#### Aim
In the material below, list every line carrying the string "CLIMBING".
## Start
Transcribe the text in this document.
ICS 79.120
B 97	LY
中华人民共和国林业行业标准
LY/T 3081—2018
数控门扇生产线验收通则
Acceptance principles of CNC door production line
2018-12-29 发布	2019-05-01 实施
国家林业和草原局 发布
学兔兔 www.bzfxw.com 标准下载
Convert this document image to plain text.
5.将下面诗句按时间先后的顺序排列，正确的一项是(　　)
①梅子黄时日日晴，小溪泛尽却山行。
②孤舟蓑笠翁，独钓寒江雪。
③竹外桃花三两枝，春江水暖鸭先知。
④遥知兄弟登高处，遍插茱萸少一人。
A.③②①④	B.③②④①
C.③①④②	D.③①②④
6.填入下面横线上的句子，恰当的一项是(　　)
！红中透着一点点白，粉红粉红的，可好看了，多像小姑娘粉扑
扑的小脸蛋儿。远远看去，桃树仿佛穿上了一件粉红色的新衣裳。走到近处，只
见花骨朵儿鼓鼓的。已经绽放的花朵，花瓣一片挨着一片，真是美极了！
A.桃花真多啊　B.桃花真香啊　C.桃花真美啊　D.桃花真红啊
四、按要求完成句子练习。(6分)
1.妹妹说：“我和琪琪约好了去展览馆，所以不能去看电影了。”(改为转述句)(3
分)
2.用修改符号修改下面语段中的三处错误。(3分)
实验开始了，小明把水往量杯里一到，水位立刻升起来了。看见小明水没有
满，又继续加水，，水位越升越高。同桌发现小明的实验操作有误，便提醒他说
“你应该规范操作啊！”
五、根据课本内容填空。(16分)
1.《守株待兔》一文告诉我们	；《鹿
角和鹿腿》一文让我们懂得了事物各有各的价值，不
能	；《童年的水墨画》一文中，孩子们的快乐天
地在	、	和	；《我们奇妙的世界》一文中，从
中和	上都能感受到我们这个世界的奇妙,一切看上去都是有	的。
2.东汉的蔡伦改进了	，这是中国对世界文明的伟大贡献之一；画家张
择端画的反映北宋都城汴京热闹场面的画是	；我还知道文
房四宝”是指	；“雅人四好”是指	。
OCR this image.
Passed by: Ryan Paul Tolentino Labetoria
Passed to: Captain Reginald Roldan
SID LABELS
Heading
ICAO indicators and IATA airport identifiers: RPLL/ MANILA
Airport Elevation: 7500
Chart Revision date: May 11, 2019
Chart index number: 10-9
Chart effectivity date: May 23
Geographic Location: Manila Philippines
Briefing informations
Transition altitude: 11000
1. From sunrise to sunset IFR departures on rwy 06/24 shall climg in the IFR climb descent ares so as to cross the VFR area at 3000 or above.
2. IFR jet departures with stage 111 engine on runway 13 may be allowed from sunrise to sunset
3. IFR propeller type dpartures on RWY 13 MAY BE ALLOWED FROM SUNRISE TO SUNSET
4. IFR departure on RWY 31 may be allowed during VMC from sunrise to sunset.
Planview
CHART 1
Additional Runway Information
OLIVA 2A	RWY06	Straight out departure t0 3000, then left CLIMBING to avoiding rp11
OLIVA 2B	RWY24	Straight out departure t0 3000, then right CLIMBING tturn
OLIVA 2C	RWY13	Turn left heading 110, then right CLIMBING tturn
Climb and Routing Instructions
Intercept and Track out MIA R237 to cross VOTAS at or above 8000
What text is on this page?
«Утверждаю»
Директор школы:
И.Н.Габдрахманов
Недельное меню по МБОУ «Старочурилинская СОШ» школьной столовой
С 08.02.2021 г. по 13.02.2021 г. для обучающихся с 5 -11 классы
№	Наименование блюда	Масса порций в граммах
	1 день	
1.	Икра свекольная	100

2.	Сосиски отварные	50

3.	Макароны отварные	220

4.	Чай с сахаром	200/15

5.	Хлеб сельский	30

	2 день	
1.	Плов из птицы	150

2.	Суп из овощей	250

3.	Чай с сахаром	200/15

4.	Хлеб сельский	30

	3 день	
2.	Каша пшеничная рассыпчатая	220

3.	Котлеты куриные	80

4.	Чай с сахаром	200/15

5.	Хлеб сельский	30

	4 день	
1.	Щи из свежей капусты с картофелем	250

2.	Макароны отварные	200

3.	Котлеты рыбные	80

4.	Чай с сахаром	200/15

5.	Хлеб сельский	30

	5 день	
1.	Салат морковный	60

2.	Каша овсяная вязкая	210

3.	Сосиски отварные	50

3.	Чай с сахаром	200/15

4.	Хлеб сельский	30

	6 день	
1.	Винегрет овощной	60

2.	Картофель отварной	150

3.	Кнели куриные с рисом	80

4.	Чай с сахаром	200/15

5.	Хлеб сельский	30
## End
#### Final result
OLIVA 2A	RWY06	Straight out departure t0 3000, then left CLIMBING to avoiding rp11
OLIVA 2B	RWY24	Straight out departure t0 3000, then right CLIMBING tturn
OLIVA 2C	RWY13	Turn left heading 110, then right CLIMBING tturn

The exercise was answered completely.